Turn every line of the material below into a JSON array of strings, one string per line, and omit any blank lines.

[Listings of regions and labels]
>>>

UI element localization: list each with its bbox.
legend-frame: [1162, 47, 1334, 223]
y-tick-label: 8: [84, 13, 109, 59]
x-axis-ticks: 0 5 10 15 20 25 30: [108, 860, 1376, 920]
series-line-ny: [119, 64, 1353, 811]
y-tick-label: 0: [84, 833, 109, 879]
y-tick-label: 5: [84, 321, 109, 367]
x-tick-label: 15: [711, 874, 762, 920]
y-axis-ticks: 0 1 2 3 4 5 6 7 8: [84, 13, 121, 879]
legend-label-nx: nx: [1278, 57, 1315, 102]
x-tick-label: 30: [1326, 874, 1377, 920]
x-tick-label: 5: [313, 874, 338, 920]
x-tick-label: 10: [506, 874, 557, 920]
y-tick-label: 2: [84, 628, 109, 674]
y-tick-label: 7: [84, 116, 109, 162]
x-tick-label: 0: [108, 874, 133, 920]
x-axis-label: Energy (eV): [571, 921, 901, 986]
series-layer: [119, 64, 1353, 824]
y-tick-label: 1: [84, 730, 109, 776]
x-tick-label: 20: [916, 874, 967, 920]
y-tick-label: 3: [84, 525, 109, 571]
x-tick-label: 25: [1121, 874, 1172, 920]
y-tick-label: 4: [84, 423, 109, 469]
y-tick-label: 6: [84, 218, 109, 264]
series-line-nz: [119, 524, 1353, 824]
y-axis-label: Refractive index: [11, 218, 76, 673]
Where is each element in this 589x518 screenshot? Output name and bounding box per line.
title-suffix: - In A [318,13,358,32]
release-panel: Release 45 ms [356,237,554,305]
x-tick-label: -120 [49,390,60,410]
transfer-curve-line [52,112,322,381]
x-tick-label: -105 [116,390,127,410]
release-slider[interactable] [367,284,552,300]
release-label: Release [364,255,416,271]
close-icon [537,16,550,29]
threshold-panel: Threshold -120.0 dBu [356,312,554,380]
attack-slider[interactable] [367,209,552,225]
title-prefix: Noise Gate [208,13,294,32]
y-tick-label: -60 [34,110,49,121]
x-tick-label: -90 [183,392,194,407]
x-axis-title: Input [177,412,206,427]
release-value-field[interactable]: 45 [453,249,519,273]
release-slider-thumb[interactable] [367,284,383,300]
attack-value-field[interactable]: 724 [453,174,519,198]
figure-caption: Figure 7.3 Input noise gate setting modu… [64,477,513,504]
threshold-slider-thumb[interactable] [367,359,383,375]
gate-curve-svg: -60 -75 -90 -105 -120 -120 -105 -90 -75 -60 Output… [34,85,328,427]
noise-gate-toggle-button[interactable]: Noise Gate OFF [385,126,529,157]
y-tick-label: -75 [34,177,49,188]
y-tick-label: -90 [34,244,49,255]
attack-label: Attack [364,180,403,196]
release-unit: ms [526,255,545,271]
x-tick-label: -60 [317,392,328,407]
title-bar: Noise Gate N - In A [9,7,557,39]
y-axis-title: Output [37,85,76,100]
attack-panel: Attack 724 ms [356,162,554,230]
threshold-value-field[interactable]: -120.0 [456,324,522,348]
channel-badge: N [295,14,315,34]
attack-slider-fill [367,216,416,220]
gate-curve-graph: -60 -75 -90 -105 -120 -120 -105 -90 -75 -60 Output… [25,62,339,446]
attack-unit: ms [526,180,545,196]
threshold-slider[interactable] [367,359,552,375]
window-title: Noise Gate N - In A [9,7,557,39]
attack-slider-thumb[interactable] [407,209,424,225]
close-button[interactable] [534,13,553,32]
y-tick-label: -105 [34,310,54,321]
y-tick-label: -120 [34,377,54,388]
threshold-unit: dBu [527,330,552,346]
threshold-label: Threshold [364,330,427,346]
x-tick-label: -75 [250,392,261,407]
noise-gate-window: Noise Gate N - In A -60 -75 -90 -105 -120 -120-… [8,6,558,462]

<<<

> [Response below]:
[
  "UI element localization: list each with its bbox.",
  "legend-frame: [1162, 47, 1334, 223]",
  "y-tick-label: 8: [84, 13, 109, 59]",
  "x-axis-ticks: 0 5 10 15 20 25 30: [108, 860, 1376, 920]",
  "series-line-ny: [119, 64, 1353, 811]",
  "y-tick-label: 0: [84, 833, 109, 879]",
  "y-tick-label: 5: [84, 321, 109, 367]",
  "x-tick-label: 15: [711, 874, 762, 920]",
  "y-axis-ticks: 0 1 2 3 4 5 6 7 8: [84, 13, 121, 879]",
  "legend-label-nx: nx: [1278, 57, 1315, 102]",
  "x-tick-label: 30: [1326, 874, 1377, 920]",
  "x-tick-label: 5: [313, 874, 338, 920]",
  "x-tick-label: 10: [506, 874, 557, 920]",
  "y-tick-label: 2: [84, 628, 109, 674]",
  "y-tick-label: 7: [84, 116, 109, 162]",
  "x-tick-label: 0: [108, 874, 133, 920]",
  "x-axis-label: Energy (eV): [571, 921, 901, 986]",
  "series-layer: [119, 64, 1353, 824]",
  "y-tick-label: 1: [84, 730, 109, 776]",
  "x-tick-label: 20: [916, 874, 967, 920]",
  "y-tick-label: 3: [84, 525, 109, 571]",
  "x-tick-label: 25: [1121, 874, 1172, 920]",
  "y-tick-label: 4: [84, 423, 109, 469]",
  "y-tick-label: 6: [84, 218, 109, 264]",
  "series-line-nz: [119, 524, 1353, 824]",
  "y-axis-label: Refractive index: [11, 218, 76, 673]",
  "Where is each element in this 589x518 screenshot? Output name and bounding box per line.",
  "title-suffix: - In A [318,13,358,32]",
  "release-panel: Release 45 ms [356,237,554,305]",
  "x-tick-label: -120 [49,390,60,410]",
  "transfer-curve-line [52,112,322,381]",
  "x-tick-label: -105 [116,390,127,410]",
  "release-slider[interactable] [367,284,552,300]",
  "release-label: Release [364,255,416,271]",
  "close-icon [537,16,550,29]",
  "threshold-panel: Threshold -120.0 dBu [356,312,554,380]",
  "attack-slider[interactable] [367,209,552,225]",
  "title-prefix: Noise Gate [208,13,294,32]",
  "y-tick-label: -60 [34,110,49,121]",
  "x-tick-label: -90 [183,392,194,407]",
  "x-axis-title: Input [177,412,206,427]",
  "release-value-field[interactable]: 45 [453,249,519,273]",
  "release-slider-thumb[interactable] [367,284,383,300]",
  "attack-value-field[interactable]: 724 [453,174,519,198]",
  "figure-caption: Figure 7.3 Input noise gate setting modu… [64,477,513,504]",
  "threshold-slider-thumb[interactable] [367,359,383,375]",
  "gate-curve-svg: -60 -75 -90 -105 -120 -120 -105 -90 -75 -60 Output… [34,85,328,427]",
  "noise-gate-toggle-button[interactable]: Noise Gate OFF [385,126,529,157]",
  "y-tick-label: -75 [34,177,49,188]",
  "y-tick-label: -90 [34,244,49,255]",
  "attack-label: Attack [364,180,403,196]",
  "release-unit: ms [526,255,545,271]",
  "x-tick-label: -60 [317,392,328,407]",
  "title-bar: Noise Gate N - In A [9,7,557,39]",
  "y-axis-title: Output [37,85,76,100]",
  "attack-panel: Attack 724 ms [356,162,554,230]",
  "threshold-value-field[interactable]: -120.0 [456,324,522,348]",
  "channel-badge: N [295,14,315,34]",
  "attack-slider-fill [367,216,416,220]",
  "gate-curve-graph: -60 -75 -90 -105 -120 -120 -105 -90 -75 -60 Output… [25,62,339,446]",
  "attack-unit: ms [526,180,545,196]",
  "threshold-slider[interactable] [367,359,552,375]",
  "window-title: Noise Gate N - In A [9,7,557,39]",
  "attack-slider-thumb[interactable] [407,209,424,225]",
  "close-button[interactable] [534,13,553,32]",
  "y-tick-label: -105 [34,310,54,321]",
  "y-tick-label: -120 [34,377,54,388]",
  "threshold-unit: dBu [527,330,552,346]",
  "threshold-label: Threshold [364,330,427,346]",
  "x-tick-label: -75 [250,392,261,407]",
  "noise-gate-window: Noise Gate N - In A -60 -75 -90 -105 -120 -120-… [8,6,558,462]"
]